# Data to process:

********

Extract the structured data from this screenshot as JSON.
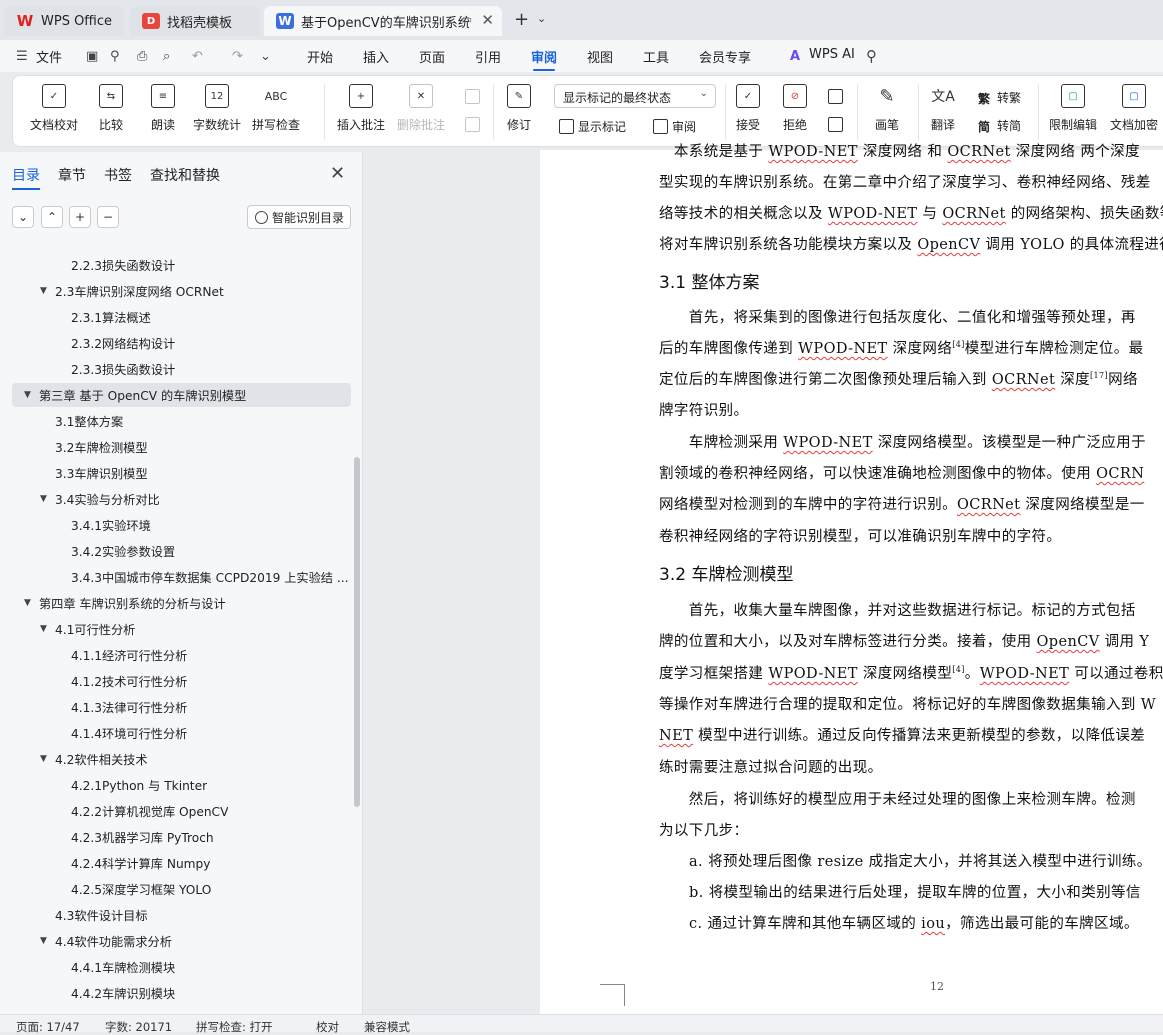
{
  "tabs": {
    "wps_office": "WPS Office",
    "templates": "找稻壳模板",
    "document": "基于OpenCV的车牌识别系统"
  },
  "menu": {
    "file": "文件",
    "items": [
      "开始",
      "插入",
      "页面",
      "引用",
      "审阅",
      "视图",
      "工具",
      "会员专享"
    ],
    "wps_ai": "WPS AI"
  },
  "ribbon": {
    "doc_check": "文档校对",
    "compare": "比较",
    "read_aloud": "朗读",
    "word_count": "字数统计",
    "spell_check": "拼写检查",
    "insert_comment": "插入批注",
    "delete_comment": "删除批注",
    "revise": "修订",
    "markup_state": "显示标记的最终状态",
    "show_markup": "显示标记",
    "review_pane": "审阅",
    "accept": "接受",
    "reject": "拒绝",
    "pen": "画笔",
    "translate": "翻译",
    "to_traditional": "转繁",
    "to_simplified": "转简",
    "restrict_edit": "限制编辑",
    "doc_encrypt": "文档加密",
    "word_count_icon_text": "12",
    "spell_icon_text": "ABC"
  },
  "sidebar": {
    "tabs": [
      "目录",
      "章节",
      "书签",
      "查找和替换"
    ],
    "smart_toc": "智能识别目录",
    "toc": [
      {
        "text": "2.2.3损失函数设计",
        "level": 3
      },
      {
        "text": "2.3车牌识别深度网络 OCRNet",
        "level": 2,
        "caret": "▼"
      },
      {
        "text": "2.3.1算法概述",
        "level": 3
      },
      {
        "text": "2.3.2网络结构设计",
        "level": 3
      },
      {
        "text": "2.3.3损失函数设计",
        "level": 3
      },
      {
        "text": "第三章 基于 OpenCV 的车牌识别模型",
        "level": 1,
        "caret": "▼",
        "selected": true
      },
      {
        "text": "3.1整体方案",
        "level": 2
      },
      {
        "text": "3.2车牌检测模型",
        "level": 2
      },
      {
        "text": "3.3车牌识别模型",
        "level": 2
      },
      {
        "text": "3.4实验与分析对比",
        "level": 2,
        "caret": "▼"
      },
      {
        "text": "3.4.1实验环境",
        "level": 3
      },
      {
        "text": "3.4.2实验参数设置",
        "level": 3
      },
      {
        "text": "3.4.3中国城市停车数据集 CCPD2019 上实验结 ...",
        "level": 3
      },
      {
        "text": "第四章 车牌识别系统的分析与设计",
        "level": 1,
        "caret": "▼"
      },
      {
        "text": "4.1可行性分析",
        "level": 2,
        "caret": "▼"
      },
      {
        "text": "4.1.1经济可行性分析",
        "level": 3
      },
      {
        "text": "4.1.2技术可行性分析",
        "level": 3
      },
      {
        "text": "4.1.3法律可行性分析",
        "level": 3
      },
      {
        "text": "4.1.4环境可行性分析",
        "level": 3
      },
      {
        "text": "4.2软件相关技术",
        "level": 2,
        "caret": "▼"
      },
      {
        "text": "4.2.1Python 与 Tkinter",
        "level": 3
      },
      {
        "text": "4.2.2计算机视觉库 OpenCV",
        "level": 3
      },
      {
        "text": "4.2.3机器学习库 PyTroch",
        "level": 3
      },
      {
        "text": "4.2.4科学计算库 Numpy",
        "level": 3
      },
      {
        "text": "4.2.5深度学习框架 YOLO",
        "level": 3
      },
      {
        "text": "4.3软件设计目标",
        "level": 2
      },
      {
        "text": "4.4软件功能需求分析",
        "level": 2,
        "caret": "▼"
      },
      {
        "text": "4.4.1车牌检测模块",
        "level": 3
      },
      {
        "text": "4.4.2车牌识别模块",
        "level": 3
      }
    ]
  },
  "document": {
    "page_number": "12"
  },
  "status": {
    "page": "页面: 17/47",
    "words": "字数: 20171",
    "spell": "拼写检查: 打开",
    "proof": "校对",
    "compat": "兼容模式"
  }
}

********

# Exercise details:
Without including any pictures, please restate all the records exactly.

# Solution for this problem:
Extract the structured data from this screenshot as JSON.
{
  "tabs": {
    "wps_office": "WPS Office",
    "templates": "找稻壳模板",
    "document": "基于OpenCV的车牌识别系统"
  },
  "menu": {
    "file": "文件",
    "items": [
      "开始",
      "插入",
      "页面",
      "引用",
      "审阅",
      "视图",
      "工具",
      "会员专享"
    ],
    "wps_ai": "WPS AI"
  },
  "ribbon": {
    "doc_check": "文档校对",
    "compare": "比较",
    "read_aloud": "朗读",
    "word_count": "字数统计",
    "spell_check": "拼写检查",
    "insert_comment": "插入批注",
    "delete_comment": "删除批注",
    "revise": "修订",
    "markup_state": "显示标记的最终状态",
    "show_markup": "显示标记",
    "review_pane": "审阅",
    "accept": "接受",
    "reject": "拒绝",
    "pen": "画笔",
    "translate": "翻译",
    "to_traditional": "转繁",
    "to_simplified": "转简",
    "restrict_edit": "限制编辑",
    "doc_encrypt": "文档加密",
    "word_count_icon_text": "12",
    "spell_icon_text": "ABC"
  },
  "sidebar": {
    "tabs": [
      "目录",
      "章节",
      "书签",
      "查找和替换"
    ],
    "smart_toc": "智能识别目录",
    "toc": [
      {
        "text": "2.2.3损失函数设计",
        "level": 3
      },
      {
        "text": "2.3车牌识别深度网络 OCRNet",
        "level": 2,
        "caret": "▼"
      },
      {
        "text": "2.3.1算法概述",
        "level": 3
      },
      {
        "text": "2.3.2网络结构设计",
        "level": 3
      },
      {
        "text": "2.3.3损失函数设计",
        "level": 3
      },
      {
        "text": "第三章 基于 OpenCV 的车牌识别模型",
        "level": 1,
        "caret": "▼",
        "selected": true
      },
      {
        "text": "3.1整体方案",
        "level": 2
      },
      {
        "text": "3.2车牌检测模型",
        "level": 2
      },
      {
        "text": "3.3车牌识别模型",
        "level": 2
      },
      {
        "text": "3.4实验与分析对比",
        "level": 2,
        "caret": "▼"
      },
      {
        "text": "3.4.1实验环境",
        "level": 3
      },
      {
        "text": "3.4.2实验参数设置",
        "level": 3
      },
      {
        "text": "3.4.3中国城市停车数据集 CCPD2019 上实验结 ...",
        "level": 3
      },
      {
        "text": "第四章 车牌识别系统的分析与设计",
        "level": 1,
        "caret": "▼"
      },
      {
        "text": "4.1可行性分析",
        "level": 2,
        "caret": "▼"
      },
      {
        "text": "4.1.1经济可行性分析",
        "level": 3
      },
      {
        "text": "4.1.2技术可行性分析",
        "level": 3
      },
      {
        "text": "4.1.3法律可行性分析",
        "level": 3
      },
      {
        "text": "4.1.4环境可行性分析",
        "level": 3
      },
      {
        "text": "4.2软件相关技术",
        "level": 2,
        "caret": "▼"
      },
      {
        "text": "4.2.1Python 与 Tkinter",
        "level": 3
      },
      {
        "text": "4.2.2计算机视觉库 OpenCV",
        "level": 3
      },
      {
        "text": "4.2.3机器学习库 PyTroch",
        "level": 3
      },
      {
        "text": "4.2.4科学计算库 Numpy",
        "level": 3
      },
      {
        "text": "4.2.5深度学习框架 YOLO",
        "level": 3
      },
      {
        "text": "4.3软件设计目标",
        "level": 2
      },
      {
        "text": "4.4软件功能需求分析",
        "level": 2,
        "caret": "▼"
      },
      {
        "text": "4.4.1车牌检测模块",
        "level": 3
      },
      {
        "text": "4.4.2车牌识别模块",
        "level": 3
      }
    ]
  },
  "document": {
    "page_number": "12"
  },
  "status": {
    "page": "页面: 17/47",
    "words": "字数: 20171",
    "spell": "拼写检查: 打开",
    "proof": "校对",
    "compat": "兼容模式"
  }
}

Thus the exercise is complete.